- Given instruction
Draw out every line with the word "data" from the listing below.

· · · · · · ·

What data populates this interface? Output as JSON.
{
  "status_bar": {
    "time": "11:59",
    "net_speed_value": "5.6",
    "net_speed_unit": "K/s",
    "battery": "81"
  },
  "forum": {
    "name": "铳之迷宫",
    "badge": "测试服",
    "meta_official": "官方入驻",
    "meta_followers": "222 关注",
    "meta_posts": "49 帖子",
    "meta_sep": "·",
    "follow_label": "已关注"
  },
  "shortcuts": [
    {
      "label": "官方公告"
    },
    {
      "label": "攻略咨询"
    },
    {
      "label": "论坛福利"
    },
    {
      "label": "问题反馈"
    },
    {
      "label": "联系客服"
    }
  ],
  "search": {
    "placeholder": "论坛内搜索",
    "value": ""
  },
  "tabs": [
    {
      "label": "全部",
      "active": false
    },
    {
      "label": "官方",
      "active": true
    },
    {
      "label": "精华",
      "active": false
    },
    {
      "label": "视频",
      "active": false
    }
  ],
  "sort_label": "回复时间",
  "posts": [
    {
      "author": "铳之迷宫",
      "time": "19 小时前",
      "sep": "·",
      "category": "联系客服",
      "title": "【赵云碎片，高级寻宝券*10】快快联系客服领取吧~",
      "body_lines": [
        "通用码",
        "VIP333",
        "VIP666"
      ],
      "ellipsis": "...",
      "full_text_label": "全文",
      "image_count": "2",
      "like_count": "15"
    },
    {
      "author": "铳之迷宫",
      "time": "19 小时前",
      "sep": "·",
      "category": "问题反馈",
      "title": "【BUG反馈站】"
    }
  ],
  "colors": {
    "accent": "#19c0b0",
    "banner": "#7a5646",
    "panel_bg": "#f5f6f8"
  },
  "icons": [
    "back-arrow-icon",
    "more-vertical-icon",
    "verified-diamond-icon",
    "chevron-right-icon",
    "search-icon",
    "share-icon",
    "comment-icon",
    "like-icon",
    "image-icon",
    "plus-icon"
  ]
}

· · · · · · ·

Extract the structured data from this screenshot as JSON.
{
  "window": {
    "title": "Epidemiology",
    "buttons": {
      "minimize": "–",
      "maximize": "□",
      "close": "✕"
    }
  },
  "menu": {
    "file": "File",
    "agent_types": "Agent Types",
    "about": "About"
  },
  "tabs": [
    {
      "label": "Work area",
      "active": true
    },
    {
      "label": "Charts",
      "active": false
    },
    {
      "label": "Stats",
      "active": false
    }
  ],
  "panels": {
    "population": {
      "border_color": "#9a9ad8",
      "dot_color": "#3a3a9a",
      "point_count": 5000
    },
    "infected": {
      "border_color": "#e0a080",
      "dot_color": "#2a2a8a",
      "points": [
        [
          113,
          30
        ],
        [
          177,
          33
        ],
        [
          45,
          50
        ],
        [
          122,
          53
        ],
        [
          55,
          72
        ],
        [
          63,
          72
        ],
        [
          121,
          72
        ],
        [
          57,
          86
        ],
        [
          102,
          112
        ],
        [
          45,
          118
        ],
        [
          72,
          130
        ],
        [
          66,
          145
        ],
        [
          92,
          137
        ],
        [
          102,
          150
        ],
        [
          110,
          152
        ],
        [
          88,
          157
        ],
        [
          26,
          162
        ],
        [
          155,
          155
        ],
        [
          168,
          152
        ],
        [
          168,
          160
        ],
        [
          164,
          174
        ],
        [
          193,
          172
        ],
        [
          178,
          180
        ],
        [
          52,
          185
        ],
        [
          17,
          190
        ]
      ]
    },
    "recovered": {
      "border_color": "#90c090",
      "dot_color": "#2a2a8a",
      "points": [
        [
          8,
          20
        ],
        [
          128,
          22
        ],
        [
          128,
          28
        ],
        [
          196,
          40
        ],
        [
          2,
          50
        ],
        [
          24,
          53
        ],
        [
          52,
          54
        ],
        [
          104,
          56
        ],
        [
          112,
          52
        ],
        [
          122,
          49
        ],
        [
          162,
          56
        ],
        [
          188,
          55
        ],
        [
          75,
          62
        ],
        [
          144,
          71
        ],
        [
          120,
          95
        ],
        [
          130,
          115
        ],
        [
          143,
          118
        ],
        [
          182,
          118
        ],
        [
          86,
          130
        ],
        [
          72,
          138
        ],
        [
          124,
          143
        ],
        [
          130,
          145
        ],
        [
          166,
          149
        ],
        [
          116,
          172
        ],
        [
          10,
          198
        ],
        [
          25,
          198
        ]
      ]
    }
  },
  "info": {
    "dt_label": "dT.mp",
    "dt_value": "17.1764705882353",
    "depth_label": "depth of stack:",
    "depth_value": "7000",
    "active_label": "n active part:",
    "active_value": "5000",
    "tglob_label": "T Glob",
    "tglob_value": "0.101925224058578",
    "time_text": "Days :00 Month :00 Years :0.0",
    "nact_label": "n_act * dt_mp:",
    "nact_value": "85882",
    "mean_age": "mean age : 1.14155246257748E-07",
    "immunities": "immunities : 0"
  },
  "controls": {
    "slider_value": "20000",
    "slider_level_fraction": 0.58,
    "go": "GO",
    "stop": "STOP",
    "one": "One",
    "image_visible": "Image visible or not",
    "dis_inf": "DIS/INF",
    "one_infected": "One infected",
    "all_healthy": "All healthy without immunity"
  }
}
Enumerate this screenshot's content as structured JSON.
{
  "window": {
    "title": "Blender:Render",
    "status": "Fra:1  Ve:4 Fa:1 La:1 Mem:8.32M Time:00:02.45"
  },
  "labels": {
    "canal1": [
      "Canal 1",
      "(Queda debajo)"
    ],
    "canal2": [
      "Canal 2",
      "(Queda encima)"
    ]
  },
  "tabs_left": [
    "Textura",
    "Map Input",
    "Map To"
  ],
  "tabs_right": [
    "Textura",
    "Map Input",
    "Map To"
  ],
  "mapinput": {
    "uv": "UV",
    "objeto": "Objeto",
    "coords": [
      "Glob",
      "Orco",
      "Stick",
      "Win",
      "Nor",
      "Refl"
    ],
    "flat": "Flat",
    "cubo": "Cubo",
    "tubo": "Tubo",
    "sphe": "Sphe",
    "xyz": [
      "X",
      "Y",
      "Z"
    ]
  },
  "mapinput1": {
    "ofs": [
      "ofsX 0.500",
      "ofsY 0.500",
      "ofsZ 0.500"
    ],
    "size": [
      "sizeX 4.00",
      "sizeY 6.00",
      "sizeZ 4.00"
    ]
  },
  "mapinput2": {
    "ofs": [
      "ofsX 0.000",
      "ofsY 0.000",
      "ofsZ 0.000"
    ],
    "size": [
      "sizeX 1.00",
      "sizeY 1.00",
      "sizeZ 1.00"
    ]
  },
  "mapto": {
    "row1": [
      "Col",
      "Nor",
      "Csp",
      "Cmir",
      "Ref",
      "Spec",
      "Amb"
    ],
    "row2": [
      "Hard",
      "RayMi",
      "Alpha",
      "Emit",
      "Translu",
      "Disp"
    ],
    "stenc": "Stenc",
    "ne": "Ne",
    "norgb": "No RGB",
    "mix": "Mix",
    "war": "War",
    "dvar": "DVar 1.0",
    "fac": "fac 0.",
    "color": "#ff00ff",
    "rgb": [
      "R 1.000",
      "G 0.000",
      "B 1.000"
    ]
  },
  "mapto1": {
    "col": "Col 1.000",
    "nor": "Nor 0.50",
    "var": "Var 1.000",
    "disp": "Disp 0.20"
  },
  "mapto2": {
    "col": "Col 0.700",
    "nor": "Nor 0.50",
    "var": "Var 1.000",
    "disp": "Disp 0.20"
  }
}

· · · · · · ·

- Written reply
What data populates this interface? Output as JSON.
Extract the structured data from this screenshot as JSON.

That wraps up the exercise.